**What you should do**
Give the number of lines that contain the string "following", please, and nothing else.

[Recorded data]
|---|

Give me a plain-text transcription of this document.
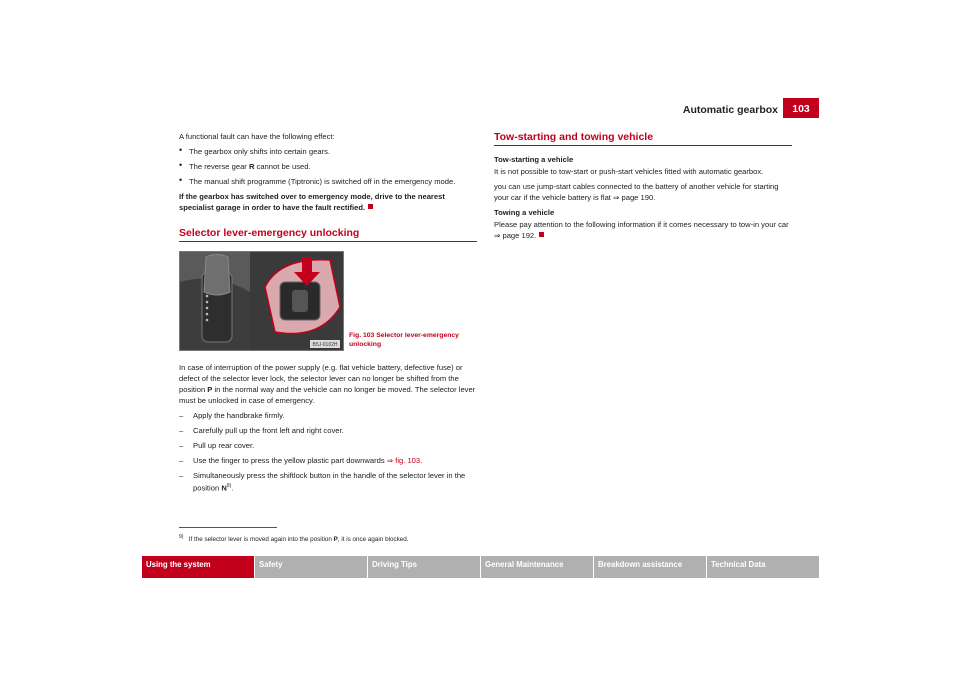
Automatic gearbox	103

A functional fault can have the following effect:

• The gearbox only shifts into certain gears.
• The reverse gear R cannot be used.
• The manual shift programme (Tiptronic) is switched off in the emergency mode.

If the gearbox has switched over to emergency mode, drive to the nearest specialist garage in order to have the fault rectified.

Selector lever-emergency unlocking
B5J-0102H
Fig. 103 Selector lever-emergency unlocking

In case of interruption of the power supply (e.g. flat vehicle battery, defective fuse) or defect of the selector lever lock, the selector lever can no longer be shifted from the position P in the normal way and the vehicle can no longer be moved. The selector lever must be unlocked in case of emergency.

– Apply the handbrake firmly.
– Carefully pull up the front left and right cover.
– Pull up rear cover.
– Use the finger to press the yellow plastic part downwards ⇒ fig. 103.
– Simultaneously press the shiftlock button in the handle of the selector lever in the position $N^{9)}$.
Tow-starting and towing vehicle

Tow-starting a vehicle

It is not possible to tow-start or push-start vehicles fitted with automatic gearbox.

you can use jump-start cables connected to the battery of another vehicle for starting your car if the vehicle battery is flat ⇒ page 190.

Towing a vehicle

Please pay attention to the following information if it comes necessary to tow-in your car ⇒ page 192.

$^{9)}$ If the selector lever is moved again into the position P, it is once again blocked.
Using the system	Safety	Driving Tips	General Maintenance	Breakdown assistance	Technical Data
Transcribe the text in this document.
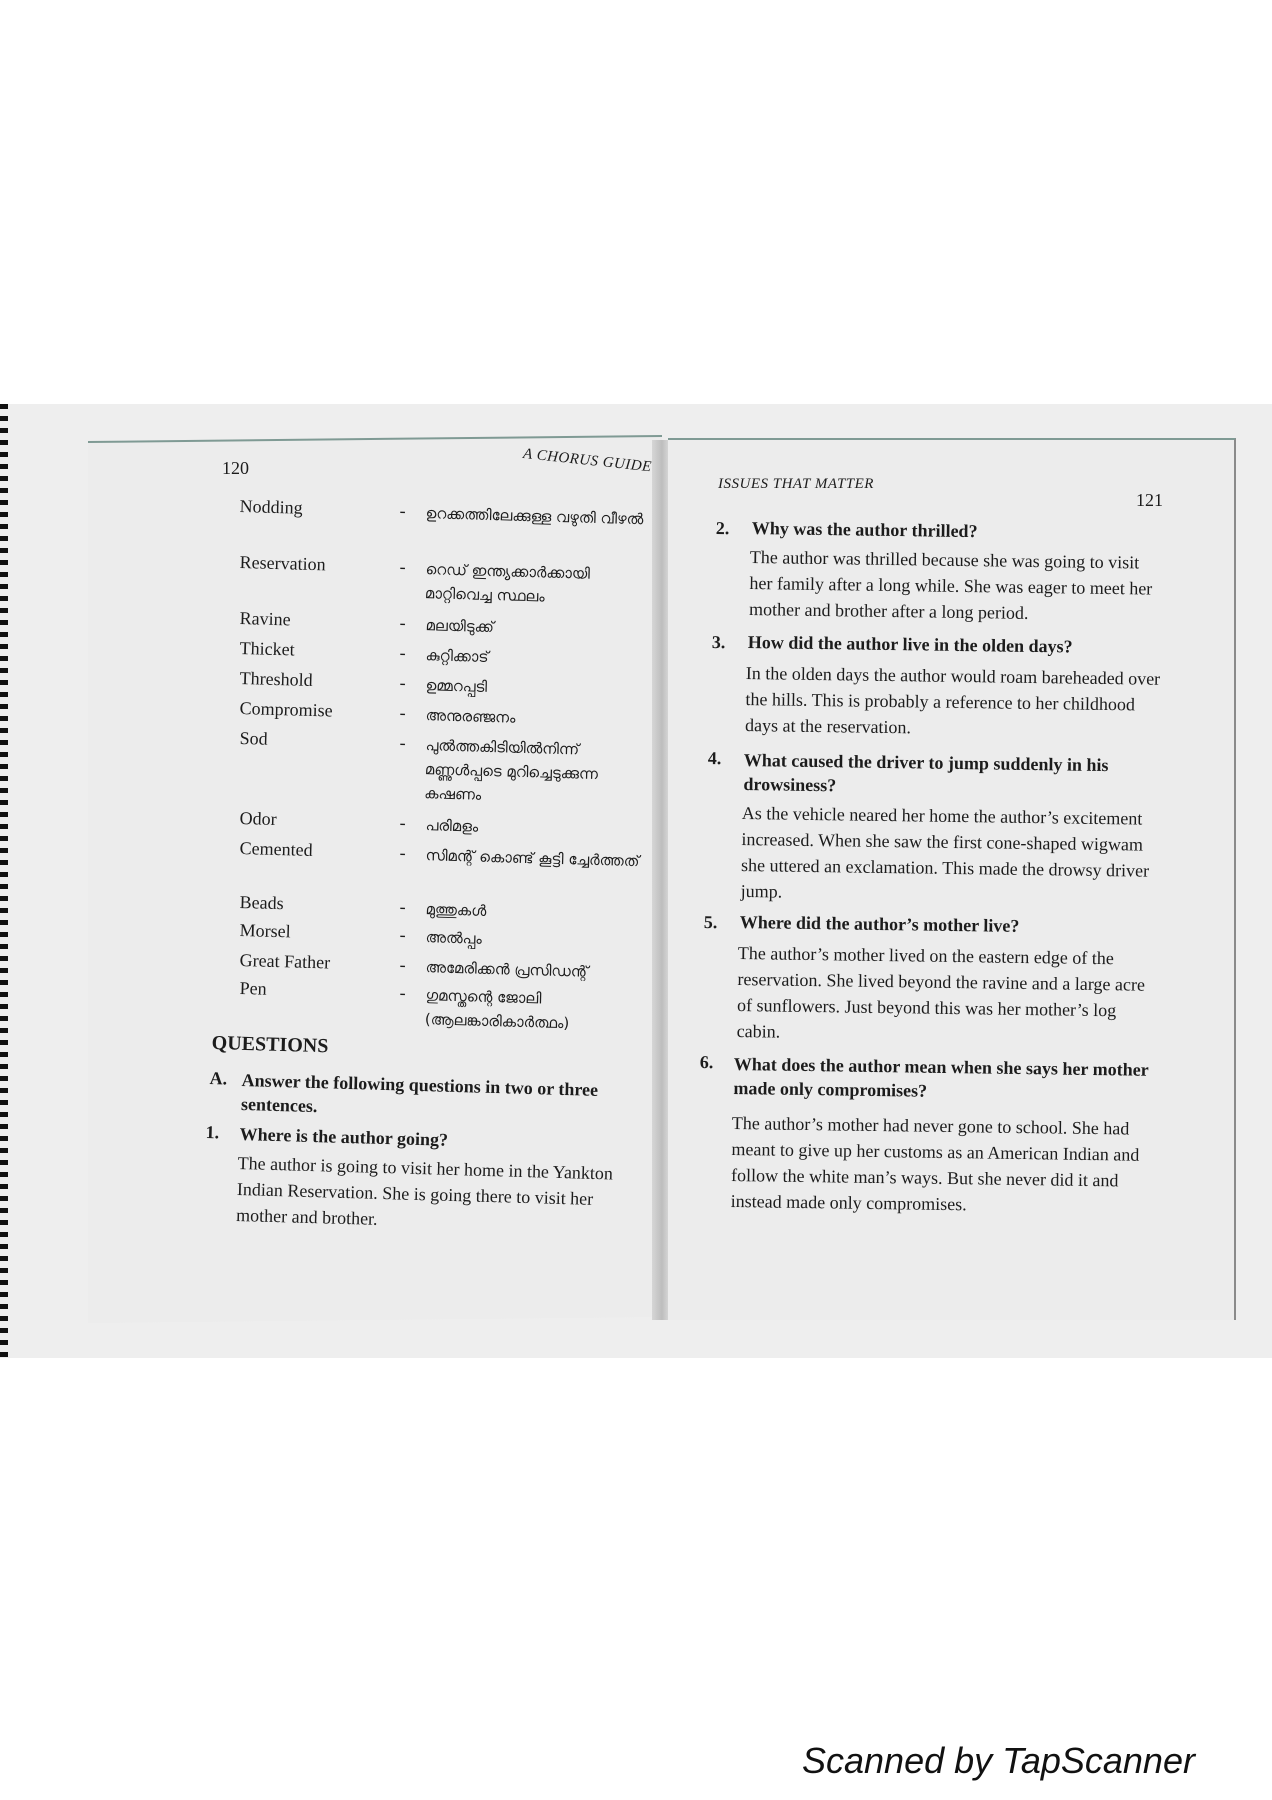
120	A CHORUS GUIDE
Nodding	- ഉറക്കത്തിലേക്കുള്ള വഴുതി വീഴൽ
Reservation	- റെഡ് ഇന്ത്യക്കാർക്കായി മാറ്റിവെച്ച സ്ഥലം
Ravine	- മലയിടുക്ക്
Thicket	- കുറ്റിക്കാട്
Threshold	- ഉമ്മറപ്പടി
Compromise	- അനുരഞ്ജനം
Sod	- പുൽത്തകിടിയിൽനിന്ന് മണ്ണുൾപ്പടെ മുറിച്ചെടുക്കുന്ന കഷണം
Odor	- പരിമളം
Cemented	- സിമന്റ് കൊണ്ട് കൂട്ടി ച്ചേർത്തത്
Beads	- മുത്തുകൾ
Morsel	- അൽപ്പം
Great Father	- അമേരിക്കൻ പ്രസിഡന്റ്
Pen	- ഗുമസ്തന്റെ ജോലി (ആലങ്കാരികാർത്ഥം)
QUESTIONS
A. Answer the following questions in two or three sentences.
1. Where is the author going?
The author is going to visit her home in the Yankton Indian Reservation. She is going there to visit her mother and brother.
ISSUES THAT MATTER
121
2. Why was the author thrilled?
The author was thrilled because she was going to visit her family after a long while. She was eager to meet her mother and brother after a long period.
3. How did the author live in the olden days?
In the olden days the author would roam bareheaded over the hills. This is probably a reference to her childhood days at the reservation.
4. What caused the driver to jump suddenly in his drowsiness?
As the vehicle neared her home the author’s excitement increased. When she saw the first cone-shaped wigwam she uttered an exclamation. This made the drowsy driver jump.
5. Where did the author’s mother live?
The author’s mother lived on the eastern edge of the reservation. She lived beyond the ravine and a large acre of sunflowers. Just beyond this was her mother’s log cabin.
6. What does the author mean when she says her mother made only compromises?
The author’s mother had never gone to school. She had meant to give up her customs as an American Indian and follow the white man’s ways. But she never did it and instead made only compromises.
Scanned by TapScanner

|---|

**Full response**
3